* [EXTRACTED TEXT]
So one important difference is the type of elements (many in Python lists, only one for numpy arrays), the other is how they react on mathematical operations.

For Python lists it can be quite handy, that it is possible to do:
[3,4]*3
to get
[3,4,3,4,3,4]

For writing text files in certain formats this is quite useful.
But for scientific calculations that doesn't make any sense of course, that's why numpy arrays do exactly what you expect for this:

import numpy as np
a = np.array([3,4])
print a*3

and you get
array([9, 12])

What you saw here as well, that the np.array function can transform normal Python lists to numpy arrays without problems (that also works the other way around in case you need it).

Ok, have fun in Python and don't shy to ask questions, the Python community is very helpful, I think because everybody is so happy about it. ;)

Here are the promised links of all important Python websites for scientists:

http://www.enthought.com
(to get a full scientific Python environment, that runs exactly the same on Win, Mac and Linux)
http://docs.python.org
(Overview of only the core Python stuff itself, home of the Tutorial !)
http://www.scipy.org
(the home of Scientific Python, very nice to browse through...)
http://docs.scipy.org/doc/
(the docs page of scipy)
http://matplotlib.sourceforge.net/
(The home of the matplotlib Python module, a very powerful plotting library. I always look at the gallery to find what I need and one get's the example code for each graph! Very helpful)

Maybe one last tip: The enthought environment installs an Examples folder as well, so you get a lot of example code installed on your computer, for the times when you are not online!

Now, enjoy!

* [BRIEF A] Decide whether each statement agrees with the post on Python lists and numpy arrays, answering yes or no and quoting the words that settle it: (i) a numpy array holds elements of only one type; (ii) the np.array function cannot turn a numpy array back into a Python list; (iii) the Enthought environment installs a folder of example code.
* [BRIEF B] Write out the records, beginning with their first line and stopping after the line that contains "form-input[interactable] — [775, 243, 915, 258]".
The post and the records come from unrelated sources.

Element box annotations
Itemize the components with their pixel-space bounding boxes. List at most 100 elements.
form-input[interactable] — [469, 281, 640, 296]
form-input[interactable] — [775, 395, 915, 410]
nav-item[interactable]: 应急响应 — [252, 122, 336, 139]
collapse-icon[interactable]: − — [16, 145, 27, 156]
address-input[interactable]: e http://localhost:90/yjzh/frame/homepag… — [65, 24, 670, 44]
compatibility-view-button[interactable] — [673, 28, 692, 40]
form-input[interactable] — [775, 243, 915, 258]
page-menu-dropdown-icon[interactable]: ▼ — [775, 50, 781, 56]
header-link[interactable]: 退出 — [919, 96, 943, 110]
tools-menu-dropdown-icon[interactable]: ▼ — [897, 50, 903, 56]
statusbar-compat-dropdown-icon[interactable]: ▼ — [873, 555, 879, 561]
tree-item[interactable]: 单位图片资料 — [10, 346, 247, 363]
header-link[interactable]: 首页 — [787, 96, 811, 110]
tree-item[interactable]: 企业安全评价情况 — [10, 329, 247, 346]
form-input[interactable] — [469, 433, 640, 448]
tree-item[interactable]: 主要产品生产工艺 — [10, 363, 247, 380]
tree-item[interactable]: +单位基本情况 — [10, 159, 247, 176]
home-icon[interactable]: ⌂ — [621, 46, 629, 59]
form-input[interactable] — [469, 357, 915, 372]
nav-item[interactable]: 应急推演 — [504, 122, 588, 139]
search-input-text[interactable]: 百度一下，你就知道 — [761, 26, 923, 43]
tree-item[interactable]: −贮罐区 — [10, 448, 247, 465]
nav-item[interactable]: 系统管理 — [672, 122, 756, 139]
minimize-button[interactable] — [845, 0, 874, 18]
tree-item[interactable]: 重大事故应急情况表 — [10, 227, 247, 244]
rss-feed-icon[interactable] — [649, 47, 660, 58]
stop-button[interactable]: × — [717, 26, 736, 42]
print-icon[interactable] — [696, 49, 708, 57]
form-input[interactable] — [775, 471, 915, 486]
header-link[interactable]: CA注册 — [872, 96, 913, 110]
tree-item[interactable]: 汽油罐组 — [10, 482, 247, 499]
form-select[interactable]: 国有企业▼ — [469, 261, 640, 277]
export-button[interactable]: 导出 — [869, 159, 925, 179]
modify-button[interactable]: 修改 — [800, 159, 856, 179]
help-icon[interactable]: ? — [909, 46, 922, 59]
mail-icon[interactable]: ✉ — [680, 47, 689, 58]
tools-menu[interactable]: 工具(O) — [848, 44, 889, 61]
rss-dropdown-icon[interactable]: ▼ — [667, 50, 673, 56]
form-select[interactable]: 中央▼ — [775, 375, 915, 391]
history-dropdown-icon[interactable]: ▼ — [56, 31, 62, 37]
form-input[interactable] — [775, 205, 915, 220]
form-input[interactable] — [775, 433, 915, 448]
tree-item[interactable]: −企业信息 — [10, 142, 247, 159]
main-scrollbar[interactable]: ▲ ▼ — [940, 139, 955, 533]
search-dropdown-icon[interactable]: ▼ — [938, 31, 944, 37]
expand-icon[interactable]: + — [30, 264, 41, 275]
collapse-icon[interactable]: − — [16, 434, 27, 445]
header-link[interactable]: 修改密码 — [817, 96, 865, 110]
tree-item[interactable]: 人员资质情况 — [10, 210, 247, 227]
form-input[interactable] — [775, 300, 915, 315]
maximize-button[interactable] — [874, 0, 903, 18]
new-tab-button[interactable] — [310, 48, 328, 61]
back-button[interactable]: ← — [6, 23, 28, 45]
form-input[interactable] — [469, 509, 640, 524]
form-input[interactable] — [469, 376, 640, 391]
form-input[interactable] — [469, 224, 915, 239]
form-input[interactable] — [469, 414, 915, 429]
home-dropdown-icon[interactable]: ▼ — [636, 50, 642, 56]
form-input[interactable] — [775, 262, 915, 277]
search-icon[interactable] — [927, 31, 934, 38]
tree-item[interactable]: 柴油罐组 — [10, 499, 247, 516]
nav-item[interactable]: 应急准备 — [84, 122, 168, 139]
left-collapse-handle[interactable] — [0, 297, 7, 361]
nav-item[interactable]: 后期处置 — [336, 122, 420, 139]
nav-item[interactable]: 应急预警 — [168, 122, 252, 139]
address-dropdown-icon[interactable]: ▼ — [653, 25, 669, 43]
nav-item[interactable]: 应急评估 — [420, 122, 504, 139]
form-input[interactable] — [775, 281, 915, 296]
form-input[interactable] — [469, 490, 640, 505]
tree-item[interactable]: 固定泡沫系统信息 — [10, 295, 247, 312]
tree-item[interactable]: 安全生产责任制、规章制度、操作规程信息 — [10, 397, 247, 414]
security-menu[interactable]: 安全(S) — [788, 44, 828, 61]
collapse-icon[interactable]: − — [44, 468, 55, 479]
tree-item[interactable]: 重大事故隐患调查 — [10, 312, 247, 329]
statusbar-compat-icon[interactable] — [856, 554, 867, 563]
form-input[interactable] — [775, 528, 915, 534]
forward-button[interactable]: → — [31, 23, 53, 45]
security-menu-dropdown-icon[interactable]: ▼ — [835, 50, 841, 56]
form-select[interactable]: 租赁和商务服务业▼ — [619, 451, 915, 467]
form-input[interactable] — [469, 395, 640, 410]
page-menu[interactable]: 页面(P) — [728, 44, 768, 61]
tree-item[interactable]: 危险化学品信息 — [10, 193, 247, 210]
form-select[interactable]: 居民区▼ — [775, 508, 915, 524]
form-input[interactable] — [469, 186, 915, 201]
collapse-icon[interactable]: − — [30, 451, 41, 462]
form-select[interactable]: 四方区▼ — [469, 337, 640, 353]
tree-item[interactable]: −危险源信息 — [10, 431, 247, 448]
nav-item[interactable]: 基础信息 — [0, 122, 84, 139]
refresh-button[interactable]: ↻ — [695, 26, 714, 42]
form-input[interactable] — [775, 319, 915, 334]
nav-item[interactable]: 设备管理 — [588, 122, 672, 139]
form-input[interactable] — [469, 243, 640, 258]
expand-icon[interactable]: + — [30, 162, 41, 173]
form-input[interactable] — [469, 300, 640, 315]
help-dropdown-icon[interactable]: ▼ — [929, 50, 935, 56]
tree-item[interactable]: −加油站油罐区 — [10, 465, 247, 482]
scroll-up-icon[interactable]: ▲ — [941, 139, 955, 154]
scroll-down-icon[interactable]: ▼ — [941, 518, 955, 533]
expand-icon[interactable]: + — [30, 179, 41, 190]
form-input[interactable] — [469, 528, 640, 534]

* [FULL RESPONSE A]
(i) Yes: "many in Python lists, only one for numpy arrays"
(ii) No: "that also works the other way around in case you need it"
(iii) Yes: "The enthought environment installs an Examples folder as well, so you get a lot of example code installed on your computer"

* [FULL RESPONSE B]
Itemize the components with their pixel-space bounding boxes. List at most 100 elements.
form-input[interactable] — [469, 281, 640, 296]
form-input[interactable] — [775, 395, 915, 410]
nav-item[interactable]: 应急响应 — [252, 122, 336, 139]
collapse-icon[interactable]: − — [16, 145, 27, 156]
address-input[interactable]: e http://localhost:90/yjzh/frame/homepag… — [65, 24, 670, 44]
compatibility-view-button[interactable] — [673, 28, 692, 40]
form-input[interactable] — [775, 243, 915, 258]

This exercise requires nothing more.